* Data entries:

▼

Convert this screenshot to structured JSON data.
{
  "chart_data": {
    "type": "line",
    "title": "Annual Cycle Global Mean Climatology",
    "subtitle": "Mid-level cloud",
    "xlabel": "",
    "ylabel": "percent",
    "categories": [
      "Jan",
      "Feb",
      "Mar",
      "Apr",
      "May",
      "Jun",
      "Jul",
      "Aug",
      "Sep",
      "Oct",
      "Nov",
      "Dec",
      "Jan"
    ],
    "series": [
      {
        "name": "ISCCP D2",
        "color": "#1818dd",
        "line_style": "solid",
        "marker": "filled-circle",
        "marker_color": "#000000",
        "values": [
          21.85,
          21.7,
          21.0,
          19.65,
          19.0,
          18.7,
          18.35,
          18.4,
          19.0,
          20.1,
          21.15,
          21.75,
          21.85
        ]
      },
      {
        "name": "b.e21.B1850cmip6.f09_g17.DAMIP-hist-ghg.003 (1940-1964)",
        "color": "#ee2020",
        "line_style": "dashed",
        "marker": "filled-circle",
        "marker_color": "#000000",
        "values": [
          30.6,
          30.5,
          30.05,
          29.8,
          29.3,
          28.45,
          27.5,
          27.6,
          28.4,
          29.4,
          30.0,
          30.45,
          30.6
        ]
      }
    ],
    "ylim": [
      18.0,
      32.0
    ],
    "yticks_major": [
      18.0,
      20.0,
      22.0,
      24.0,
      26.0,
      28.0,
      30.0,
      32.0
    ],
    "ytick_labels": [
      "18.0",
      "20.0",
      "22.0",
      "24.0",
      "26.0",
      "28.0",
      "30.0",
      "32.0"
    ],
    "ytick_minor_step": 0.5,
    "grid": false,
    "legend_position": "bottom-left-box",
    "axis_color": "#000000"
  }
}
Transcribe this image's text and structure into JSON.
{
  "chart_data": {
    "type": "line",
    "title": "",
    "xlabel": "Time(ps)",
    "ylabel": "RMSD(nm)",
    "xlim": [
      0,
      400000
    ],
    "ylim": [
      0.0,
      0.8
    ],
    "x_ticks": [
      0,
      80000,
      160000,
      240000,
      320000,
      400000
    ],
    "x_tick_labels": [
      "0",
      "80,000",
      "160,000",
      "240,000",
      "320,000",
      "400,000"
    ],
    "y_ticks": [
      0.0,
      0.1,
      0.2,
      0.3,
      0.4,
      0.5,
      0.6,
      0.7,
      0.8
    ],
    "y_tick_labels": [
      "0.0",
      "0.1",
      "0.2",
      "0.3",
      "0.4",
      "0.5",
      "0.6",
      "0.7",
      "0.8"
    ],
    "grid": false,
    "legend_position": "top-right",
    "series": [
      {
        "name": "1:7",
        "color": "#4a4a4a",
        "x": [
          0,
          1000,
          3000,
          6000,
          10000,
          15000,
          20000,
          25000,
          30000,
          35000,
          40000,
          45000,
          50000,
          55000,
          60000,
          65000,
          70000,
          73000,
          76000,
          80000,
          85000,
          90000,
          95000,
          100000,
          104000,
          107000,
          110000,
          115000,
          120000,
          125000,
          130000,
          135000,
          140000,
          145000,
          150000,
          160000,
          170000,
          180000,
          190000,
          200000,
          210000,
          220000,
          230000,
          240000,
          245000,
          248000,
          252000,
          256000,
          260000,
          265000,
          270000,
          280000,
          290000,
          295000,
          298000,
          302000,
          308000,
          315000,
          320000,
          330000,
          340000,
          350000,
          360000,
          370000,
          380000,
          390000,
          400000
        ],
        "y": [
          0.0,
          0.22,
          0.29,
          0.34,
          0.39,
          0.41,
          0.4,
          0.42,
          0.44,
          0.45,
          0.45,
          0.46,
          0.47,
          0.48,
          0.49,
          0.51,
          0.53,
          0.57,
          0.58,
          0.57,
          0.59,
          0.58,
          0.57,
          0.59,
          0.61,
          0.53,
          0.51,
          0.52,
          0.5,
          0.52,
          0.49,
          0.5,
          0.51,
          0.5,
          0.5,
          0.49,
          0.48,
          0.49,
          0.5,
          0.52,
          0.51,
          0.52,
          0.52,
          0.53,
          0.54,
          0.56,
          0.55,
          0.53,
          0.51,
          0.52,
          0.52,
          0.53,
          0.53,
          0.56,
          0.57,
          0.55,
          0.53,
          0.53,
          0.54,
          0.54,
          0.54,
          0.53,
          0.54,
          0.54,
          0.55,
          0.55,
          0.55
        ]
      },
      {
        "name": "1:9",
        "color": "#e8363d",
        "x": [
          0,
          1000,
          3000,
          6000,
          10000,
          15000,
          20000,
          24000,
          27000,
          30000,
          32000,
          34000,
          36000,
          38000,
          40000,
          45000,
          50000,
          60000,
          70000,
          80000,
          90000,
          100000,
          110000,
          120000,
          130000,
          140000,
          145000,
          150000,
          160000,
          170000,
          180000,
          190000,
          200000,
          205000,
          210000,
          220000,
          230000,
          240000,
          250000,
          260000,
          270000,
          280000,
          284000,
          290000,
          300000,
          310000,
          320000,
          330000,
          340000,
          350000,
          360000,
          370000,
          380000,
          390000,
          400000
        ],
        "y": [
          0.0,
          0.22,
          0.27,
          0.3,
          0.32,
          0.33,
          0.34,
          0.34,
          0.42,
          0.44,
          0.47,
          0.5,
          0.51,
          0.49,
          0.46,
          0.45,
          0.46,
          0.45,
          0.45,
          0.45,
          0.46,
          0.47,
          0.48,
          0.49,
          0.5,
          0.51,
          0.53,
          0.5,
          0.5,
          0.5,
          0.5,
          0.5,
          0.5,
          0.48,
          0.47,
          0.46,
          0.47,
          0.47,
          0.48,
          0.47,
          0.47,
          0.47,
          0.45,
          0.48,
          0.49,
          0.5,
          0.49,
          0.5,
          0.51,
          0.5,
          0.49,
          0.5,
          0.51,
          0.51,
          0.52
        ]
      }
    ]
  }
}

▲

* Objective: Retype all of the material above with every character intact.

* Written answer:
Convert this screenshot to structured JSON data.
{
  "chart_data": {
    "type": "line",
    "title": "Annual Cycle Global Mean Climatology",
    "subtitle": "Mid-level cloud",
    "xlabel": "",
    "ylabel": "percent",
    "categories": [
      "Jan",
      "Feb",
      "Mar",
      "Apr",
      "May",
      "Jun",
      "Jul",
      "Aug",
      "Sep",
      "Oct",
      "Nov",
      "Dec",
      "Jan"
    ],
    "series": [
      {
        "name": "ISCCP D2",
        "color": "#1818dd",
        "line_style": "solid",
        "marker": "filled-circle",
        "marker_color": "#000000",
        "values": [
          21.85,
          21.7,
          21.0,
          19.65,
          19.0,
          18.7,
          18.35,
          18.4,
          19.0,
          20.1,
          21.15,
          21.75,
          21.85
        ]
      },
      {
        "name": "b.e21.B1850cmip6.f09_g17.DAMIP-hist-ghg.003 (1940-1964)",
        "color": "#ee2020",
        "line_style": "dashed",
        "marker": "filled-circle",
        "marker_color": "#000000",
        "values": [
          30.6,
          30.5,
          30.05,
          29.8,
          29.3,
          28.45,
          27.5,
          27.6,
          28.4,
          29.4,
          30.0,
          30.45,
          30.6
        ]
      }
    ],
    "ylim": [
      18.0,
      32.0
    ],
    "yticks_major": [
      18.0,
      20.0,
      22.0,
      24.0,
      26.0,
      28.0,
      30.0,
      32.0
    ],
    "ytick_labels": [
      "18.0",
      "20.0",
      "22.0",
      "24.0",
      "26.0",
      "28.0",
      "30.0",
      "32.0"
    ],
    "ytick_minor_step": 0.5,
    "grid": false,
    "legend_position": "bottom-left-box",
    "axis_color": "#000000"
  }
}
Transcribe this image's text and structure into JSON.
{
  "chart_data": {
    "type": "line",
    "title": "",
    "xlabel": "Time(ps)",
    "ylabel": "RMSD(nm)",
    "xlim": [
      0,
      400000
    ],
    "ylim": [
      0.0,
      0.8
    ],
    "x_ticks": [
      0,
      80000,
      160000,
      240000,
      320000,
      400000
    ],
    "x_tick_labels": [
      "0",
      "80,000",
      "160,000",
      "240,000",
      "320,000",
      "400,000"
    ],
    "y_ticks": [
      0.0,
      0.1,
      0.2,
      0.3,
      0.4,
      0.5,
      0.6,
      0.7,
      0.8
    ],
    "y_tick_labels": [
      "0.0",
      "0.1",
      "0.2",
      "0.3",
      "0.4",
      "0.5",
      "0.6",
      "0.7",
      "0.8"
    ],
    "grid": false,
    "legend_position": "top-right",
    "series": [
      {
        "name": "1:7",
        "color": "#4a4a4a",
        "x": [
          0,
          1000,
          3000,
          6000,
          10000,
          15000,
          20000,
          25000,
          30000,
          35000,
          40000,
          45000,
          50000,
          55000,
          60000,
          65000,
          70000,
          73000,
          76000,
          80000,
          85000,
          90000,
          95000,
          100000,
          104000,
          107000,
          110000,
          115000,
          120000,
          125000,
          130000,
          135000,
          140000,
          145000,
          150000,
          160000,
          170000,
          180000,
          190000,
          200000,
          210000,
          220000,
          230000,
          240000,
          245000,
          248000,
          252000,
          256000,
          260000,
          265000,
          270000,
          280000,
          290000,
          295000,
          298000,
          302000,
          308000,
          315000,
          320000,
          330000,
          340000,
          350000,
          360000,
          370000,
          380000,
          390000,
          400000
        ],
        "y": [
          0.0,
          0.22,
          0.29,
          0.34,
          0.39,
          0.41,
          0.4,
          0.42,
          0.44,
          0.45,
          0.45,
          0.46,
          0.47,
          0.48,
          0.49,
          0.51,
          0.53,
          0.57,
          0.58,
          0.57,
          0.59,
          0.58,
          0.57,
          0.59,
          0.61,
          0.53,
          0.51,
          0.52,
          0.5,
          0.52,
          0.49,
          0.5,
          0.51,
          0.5,
          0.5,
          0.49,
          0.48,
          0.49,
          0.5,
          0.52,
          0.51,
          0.52,
          0.52,
          0.53,
          0.54,
          0.56,
          0.55,
          0.53,
          0.51,
          0.52,
          0.52,
          0.53,
          0.53,
          0.56,
          0.57,
          0.55,
          0.53,
          0.53,
          0.54,
          0.54,
          0.54,
          0.53,
          0.54,
          0.54,
          0.55,
          0.55,
          0.55
        ]
      },
      {
        "name": "1:9",
        "color": "#e8363d",
        "x": [
          0,
          1000,
          3000,
          6000,
          10000,
          15000,
          20000,
          24000,
          27000,
          30000,
          32000,
          34000,
          36000,
          38000,
          40000,
          45000,
          50000,
          60000,
          70000,
          80000,
          90000,
          100000,
          110000,
          120000,
          130000,
          140000,
          145000,
          150000,
          160000,
          170000,
          180000,
          190000,
          200000,
          205000,
          210000,
          220000,
          230000,
          240000,
          250000,
          260000,
          270000,
          280000,
          284000,
          290000,
          300000,
          310000,
          320000,
          330000,
          340000,
          350000,
          360000,
          370000,
          380000,
          390000,
          400000
        ],
        "y": [
          0.0,
          0.22,
          0.27,
          0.3,
          0.32,
          0.33,
          0.34,
          0.34,
          0.42,
          0.44,
          0.47,
          0.5,
          0.51,
          0.49,
          0.46,
          0.45,
          0.46,
          0.45,
          0.45,
          0.45,
          0.46,
          0.47,
          0.48,
          0.49,
          0.5,
          0.51,
          0.53,
          0.5,
          0.5,
          0.5,
          0.5,
          0.5,
          0.5,
          0.48,
          0.47,
          0.46,
          0.47,
          0.47,
          0.48,
          0.47,
          0.47,
          0.47,
          0.45,
          0.48,
          0.49,
          0.5,
          0.49,
          0.5,
          0.51,
          0.5,
          0.49,
          0.5,
          0.51,
          0.51,
          0.52
        ]
      }
    ]
  }
}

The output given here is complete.